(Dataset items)
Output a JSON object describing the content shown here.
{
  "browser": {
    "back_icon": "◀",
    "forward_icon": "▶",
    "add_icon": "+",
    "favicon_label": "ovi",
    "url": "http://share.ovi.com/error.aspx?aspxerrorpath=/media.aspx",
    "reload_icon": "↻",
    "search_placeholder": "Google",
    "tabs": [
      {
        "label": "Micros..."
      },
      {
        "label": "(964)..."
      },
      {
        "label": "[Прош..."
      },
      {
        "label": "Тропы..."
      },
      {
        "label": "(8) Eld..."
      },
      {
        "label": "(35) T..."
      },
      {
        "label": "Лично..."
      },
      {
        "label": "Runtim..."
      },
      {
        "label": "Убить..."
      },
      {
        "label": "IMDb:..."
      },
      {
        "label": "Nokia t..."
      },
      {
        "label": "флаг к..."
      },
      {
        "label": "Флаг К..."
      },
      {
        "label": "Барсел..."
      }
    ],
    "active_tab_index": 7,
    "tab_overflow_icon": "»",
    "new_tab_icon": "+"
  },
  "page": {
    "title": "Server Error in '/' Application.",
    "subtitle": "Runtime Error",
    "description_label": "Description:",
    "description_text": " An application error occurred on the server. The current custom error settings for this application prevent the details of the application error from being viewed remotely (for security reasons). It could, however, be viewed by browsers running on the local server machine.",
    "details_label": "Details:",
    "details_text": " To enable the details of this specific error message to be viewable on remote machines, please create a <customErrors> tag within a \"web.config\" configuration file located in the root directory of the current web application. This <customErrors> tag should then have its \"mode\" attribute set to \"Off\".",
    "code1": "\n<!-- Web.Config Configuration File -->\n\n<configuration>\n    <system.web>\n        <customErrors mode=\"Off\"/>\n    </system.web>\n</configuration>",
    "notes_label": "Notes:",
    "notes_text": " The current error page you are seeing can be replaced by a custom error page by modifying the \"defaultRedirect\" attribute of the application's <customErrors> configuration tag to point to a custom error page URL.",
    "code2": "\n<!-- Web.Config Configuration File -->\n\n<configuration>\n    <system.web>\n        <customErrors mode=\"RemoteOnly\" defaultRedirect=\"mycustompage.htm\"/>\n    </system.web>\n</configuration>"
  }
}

Given exercise
Show every line of the listing in which the string "defaultRedirect" can be found.

Finished exercise
    "notes_text": " The current error page you are seeing can be replaced by a custom error page by modifying the \"defaultRedirect\" attribute of the application's <customErrors> configuration tag to point to a custom error page URL.",
    "code2": "\n<!-- Web.Config Configuration File -->\n\n<configuration>\n    <system.web>\n        <customErrors mode=\"RemoteOnly\" defaultRedirect=\"mycustompage.htm\"/>\n    </system.web>\n</configuration>"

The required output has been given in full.